** Begin **

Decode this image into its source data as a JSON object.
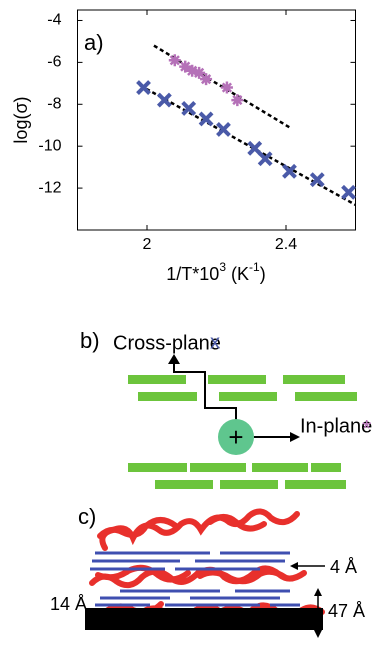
{
  "chart_data": {
    "type": "scatter",
    "panel_label": "a)",
    "y_label": "log(σ)",
    "x_label": [
      "1/T*10",
      "3",
      " (K",
      "-1",
      ")"
    ],
    "xlim": [
      1.8,
      2.6
    ],
    "ylim": [
      -14,
      -3.5
    ],
    "xticks": [
      2,
      2.4
    ],
    "yticks": [
      -12,
      -10,
      -8,
      -6,
      -4
    ],
    "grid": false,
    "series": [
      {
        "color": "#4a5aa8",
        "marker": "x",
        "x": [
          1.99,
          2.05,
          2.12,
          2.17,
          2.22,
          2.31,
          2.34,
          2.41,
          2.49,
          2.58
        ],
        "y": [
          -7.2,
          -7.8,
          -8.2,
          -8.7,
          -9.2,
          -10.1,
          -10.6,
          -11.2,
          -11.6,
          -12.2
        ]
      },
      {
        "color": "#b571b8",
        "marker": "*",
        "x": [
          2.08,
          2.11,
          2.13,
          2.15,
          2.17,
          2.23,
          2.26
        ],
        "y": [
          -5.9,
          -6.2,
          -6.4,
          -6.5,
          -6.8,
          -7.2,
          -7.8
        ]
      }
    ],
    "fits": [
      {
        "color": "#000000",
        "x": [
          2.02,
          2.41
        ],
        "y": [
          -5.2,
          -9.1
        ]
      },
      {
        "color": "#000000",
        "x": [
          1.98,
          2.6
        ],
        "y": [
          -7.1,
          -12.8
        ]
      }
    ]
  },
  "diagram_b": {
    "label": "b)",
    "cross_plane": "Cross-plane",
    "cross_symbol": "x",
    "in_plane": "In-plane",
    "in_symbol": "*",
    "charge": "+"
  },
  "diagram_c": {
    "label": "c)",
    "spacing": "4 Å",
    "gap": "14 Å",
    "thickness": "47 Å"
  }
}
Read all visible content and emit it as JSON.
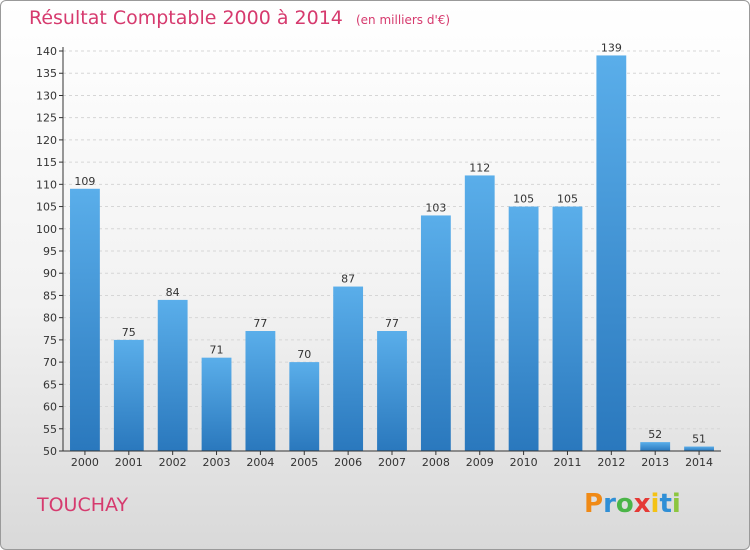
{
  "header": {
    "title": "Résultat Comptable 2000 à 2014",
    "subtitle": "(en milliers d'€)"
  },
  "footer": {
    "commune": "TOUCHAY",
    "logo_text": "Proxiti"
  },
  "colors": {
    "title": "#d63a6e",
    "bar_light": "#5aaeea",
    "bar_dark": "#2a78bd",
    "axis": "#333333"
  },
  "chart_data": {
    "type": "bar",
    "categories": [
      "2000",
      "2001",
      "2002",
      "2003",
      "2004",
      "2005",
      "2006",
      "2007",
      "2008",
      "2009",
      "2010",
      "2011",
      "2012",
      "2013",
      "2014"
    ],
    "values": [
      109,
      75,
      84,
      71,
      77,
      70,
      87,
      77,
      103,
      112,
      105,
      105,
      139,
      52,
      51
    ],
    "ylim": [
      50,
      140
    ],
    "yticks": [
      50,
      55,
      60,
      65,
      70,
      75,
      80,
      85,
      90,
      95,
      100,
      105,
      110,
      115,
      120,
      125,
      130,
      135,
      140
    ],
    "grid": true,
    "legend": "none"
  }
}
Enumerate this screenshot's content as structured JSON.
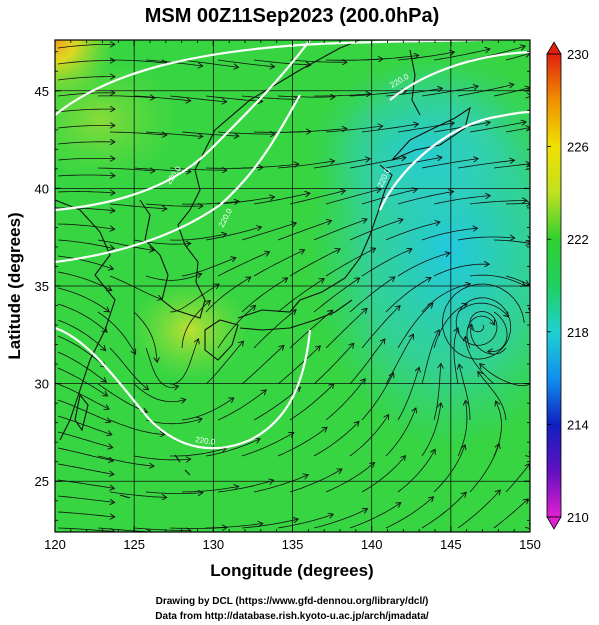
{
  "title": "MSM 00Z11Sep2023 (200.0hPa)",
  "x_axis": {
    "label": "Longitude (degrees)",
    "range": [
      120,
      150
    ],
    "ticks": [
      "120",
      "125",
      "130",
      "135",
      "140",
      "145",
      "150"
    ]
  },
  "y_axis": {
    "label": "Latitude  (degrees)",
    "range": [
      22.4,
      47.6
    ],
    "ticks": [
      "25",
      "30",
      "35",
      "40",
      "45"
    ]
  },
  "colorbar": {
    "range": [
      210,
      230
    ],
    "ticks": [
      "210",
      "214",
      "218",
      "222",
      "226",
      "230"
    ],
    "colors": [
      "#e020d0",
      "#6010c0",
      "#1020c0",
      "#1090f0",
      "#20d0d0",
      "#20d060",
      "#30d030",
      "#c0e020",
      "#f0e000",
      "#f09000",
      "#e02010"
    ]
  },
  "contour_labels": [
    "220.0",
    "220.0",
    "220.0",
    "220.0",
    "220.0"
  ],
  "credits": {
    "line1": "Drawing by DCL (https://www.gfd-dennou.org/library/dcl/)",
    "line2": "Data from http://database.rish.kyoto-u.ac.jp/arch/jmadata/"
  }
}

** End **

Directions:
Output a faithful copy of the data, with each picture left out.

Solution to the problem:
Decode this image into its source data as a JSON object.
{
  "chart_data": {
    "type": "scatter",
    "panel_label": "a)",
    "y_label": "log(σ)",
    "x_label": [
      "1/T*10",
      "3",
      " (K",
      "-1",
      ")"
    ],
    "xlim": [
      1.8,
      2.6
    ],
    "ylim": [
      -14,
      -3.5
    ],
    "xticks": [
      2,
      2.4
    ],
    "yticks": [
      -12,
      -10,
      -8,
      -6,
      -4
    ],
    "grid": false,
    "series": [
      {
        "color": "#4a5aa8",
        "marker": "x",
        "x": [
          1.99,
          2.05,
          2.12,
          2.17,
          2.22,
          2.31,
          2.34,
          2.41,
          2.49,
          2.58
        ],
        "y": [
          -7.2,
          -7.8,
          -8.2,
          -8.7,
          -9.2,
          -10.1,
          -10.6,
          -11.2,
          -11.6,
          -12.2
        ]
      },
      {
        "color": "#b571b8",
        "marker": "*",
        "x": [
          2.08,
          2.11,
          2.13,
          2.15,
          2.17,
          2.23,
          2.26
        ],
        "y": [
          -5.9,
          -6.2,
          -6.4,
          -6.5,
          -6.8,
          -7.2,
          -7.8
        ]
      }
    ],
    "fits": [
      {
        "color": "#000000",
        "x": [
          2.02,
          2.41
        ],
        "y": [
          -5.2,
          -9.1
        ]
      },
      {
        "color": "#000000",
        "x": [
          1.98,
          2.6
        ],
        "y": [
          -7.1,
          -12.8
        ]
      }
    ]
  },
  "diagram_b": {
    "label": "b)",
    "cross_plane": "Cross-plane",
    "cross_symbol": "x",
    "in_plane": "In-plane",
    "in_symbol": "*",
    "charge": "+"
  },
  "diagram_c": {
    "label": "c)",
    "spacing": "4 Å",
    "gap": "14 Å",
    "thickness": "47 Å"
  }
}
Read all visible content and emit it as JSON.
{
  "header": {
    "title": "Résultat Comptable 2000 à 2014",
    "subtitle": "(en milliers d'€)"
  },
  "footer": {
    "commune": "TOUCHAY",
    "logo_text": "Proxiti"
  },
  "colors": {
    "title": "#d63a6e",
    "bar_light": "#5aaeea",
    "bar_dark": "#2a78bd",
    "axis": "#333333"
  },
  "chart_data": {
    "type": "bar",
    "categories": [
      "2000",
      "2001",
      "2002",
      "2003",
      "2004",
      "2005",
      "2006",
      "2007",
      "2008",
      "2009",
      "2010",
      "2011",
      "2012",
      "2013",
      "2014"
    ],
    "values": [
      109,
      75,
      84,
      71,
      77,
      70,
      87,
      77,
      103,
      112,
      105,
      105,
      139,
      52,
      51
    ],
    "ylim": [
      50,
      140
    ],
    "yticks": [
      50,
      55,
      60,
      65,
      70,
      75,
      80,
      85,
      90,
      95,
      100,
      105,
      110,
      115,
      120,
      125,
      130,
      135,
      140
    ],
    "grid": true,
    "legend": "none"
  }
}
Enumerate this screenshot's content as structured JSON.
{
  "title": "MSM 00Z11Sep2023 (200.0hPa)",
  "x_axis": {
    "label": "Longitude (degrees)",
    "range": [
      120,
      150
    ],
    "ticks": [
      "120",
      "125",
      "130",
      "135",
      "140",
      "145",
      "150"
    ]
  },
  "y_axis": {
    "label": "Latitude  (degrees)",
    "range": [
      22.4,
      47.6
    ],
    "ticks": [
      "25",
      "30",
      "35",
      "40",
      "45"
    ]
  },
  "colorbar": {
    "range": [
      210,
      230
    ],
    "ticks": [
      "210",
      "214",
      "218",
      "222",
      "226",
      "230"
    ],
    "colors": [
      "#e020d0",
      "#6010c0",
      "#1020c0",
      "#1090f0",
      "#20d0d0",
      "#20d060",
      "#30d030",
      "#c0e020",
      "#f0e000",
      "#f09000",
      "#e02010"
    ]
  },
  "contour_labels": [
    "220.0",
    "220.0",
    "220.0",
    "220.0",
    "220.0"
  ],
  "credits": {
    "line1": "Drawing by DCL (https://www.gfd-dennou.org/library/dcl/)",
    "line2": "Data from http://database.rish.kyoto-u.ac.jp/arch/jmadata/"
  }
}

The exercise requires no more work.